» Given problem
Set the pictures aside and set down only the lines from the line holding "Extract all readable text from this page." through the end of the entries below, ends included.

» Given data

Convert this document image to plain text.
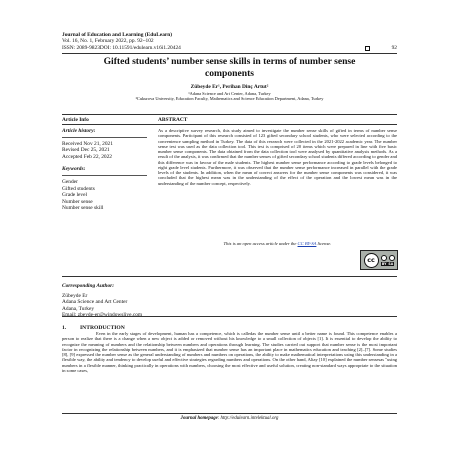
Journal of Education and Learning (EduLearn)
Vol. 16, No. 1, February 2022, pp. 92~102
ISSN: 2089-9823DOI: 10.11591/edulearn.v16i1.20424	92
Gifted students’ number sense skills in terms of number sense
components
Zübeyde Er¹, Perihan Dinç Artut²
¹Adana Science and Art Center, Adana, Turkey
²Cukurova University, Education Faculty, Mathematics and Science Education Department, Adana, Turkey
Article Info	ABSTRACT
Article history:
Received Nov 21, 2021
Revised Dec 25, 2021
Accepted Feb 22, 2022
Keywords:
Gender
Gifted students
Grade level
Number sense
Number sense skill
As a descriptive survey research, this study aimed to investigate the number sense skills of gifted in terms of number sense components. Participant of this research consisted of 123 gifted secondary school students, who were selected according to the convenience sampling method in Turkey. The data of this research were collected in the 2021-2022 academic year. The number sense test was used as the data collection tool. This test is comprised of 20 items which were prepared in line with five basic number sense components. The data obtained from the data collection tool were analysed by quantitative analysis methods. As a result of the analysis, it was confirmed that the number senses of gifted secondary school students differed according to gender and this difference was in favour of the male students. The highest number sense performance according to grade levels belonged to eight grade level students. Furthermore, it was observed that the number sense performance increased in parallel with the grade levels of the students. In addition, when the mean of correct answers for the number sense components was considered, it was concluded that the highest mean was in the understanding of the effect of the operation and the lowest mean was in the understanding of the number concept, respectively.
This is an open access article under the CC BY-SA license.
cc	BY SA
Corresponding Author:
Zübeyde Er
Adana Science and Art Center
Adana, Turkey
Email: zbeyde-er@windowslive.com
1. INTRODUCTION
Even in the early stages of development, human has a competence, which is calledas the number sense until a better name is found. This competence enables a person to realize that there is a change when a new object is added or removed without his knowledge to a small collection of objects [1]. It is essential to develop the ability to recognize the meaning of numbers and the relationship between numbers and operations through learning. The studies carried out support that number sense is the most important factor in recognizing the relationship between numbers, and it is emphasized that number sense has an important place in mathematics education and teaching [2]–[7]. Some studies [8], [9] expressed the number sense as the general understanding of numbers and numbers on operations, the ability to make mathematical interpretations using this understanding in a flexible way, the ability and tendency to develop useful and effective strategies regarding numbers and operations. On the other hand, Altay [10] explained the number sensesas "using numbers in a flexible manner, thinking practically in operations with numbers, choosing the most effective and useful solution, creating non-standard ways appropriate to the situation in some cases,
Journal homepage: http://edulearn.intelektual.org
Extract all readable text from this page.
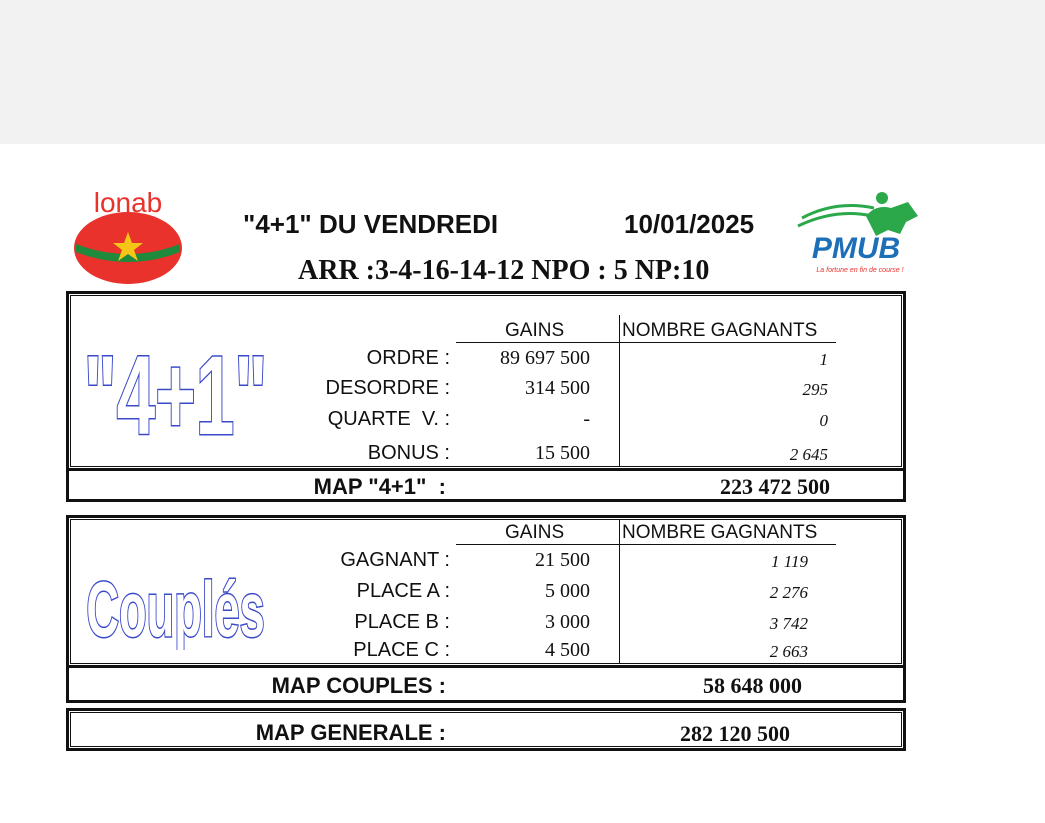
lonab
PMUB
La fortune en fin de course !
"4+1" DU VENDREDI	10/01/2025
ARR :3-4-16-14-12 NPO : 5 NP:10
"4+1"
GAINS	NOMBRE GAGNANTS
ORDRE :	89 697 500	1
DESORDRE :	314 500	295
QUARTE  V. :	-	0
BONUS :	15 500	2 645
MAP "4+1"  :	223 472 500
Couplés
GAINS	NOMBRE GAGNANTS
GAGNANT :	21 500	1 119
PLACE A :	5 000	2 276
PLACE B :	3 000	3 742
PLACE C :	4 500	2 663
MAP COUPLES :	58 648 000
MAP GENERALE :	282 120 500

» Response to the task
Extract all readable text from this page.
lonab
PMUB
La fortune en fin de course !
"4+1" DU VENDREDI	10/01/2025
ARR :3-4-16-14-12 NPO : 5 NP:10
"4+1"
GAINS	NOMBRE GAGNANTS
ORDRE :	89 697 500	1
DESORDRE :	314 500	295
QUARTE  V. :	-	0
BONUS :	15 500	2 645
MAP "4+1"  :	223 472 500
Couplés
GAINS	NOMBRE GAGNANTS
GAGNANT :	21 500	1 119
PLACE A :	5 000	2 276
PLACE B :	3 000	3 742
PLACE C :	4 500	2 663
MAP COUPLES :	58 648 000
MAP GENERALE :	282 120 500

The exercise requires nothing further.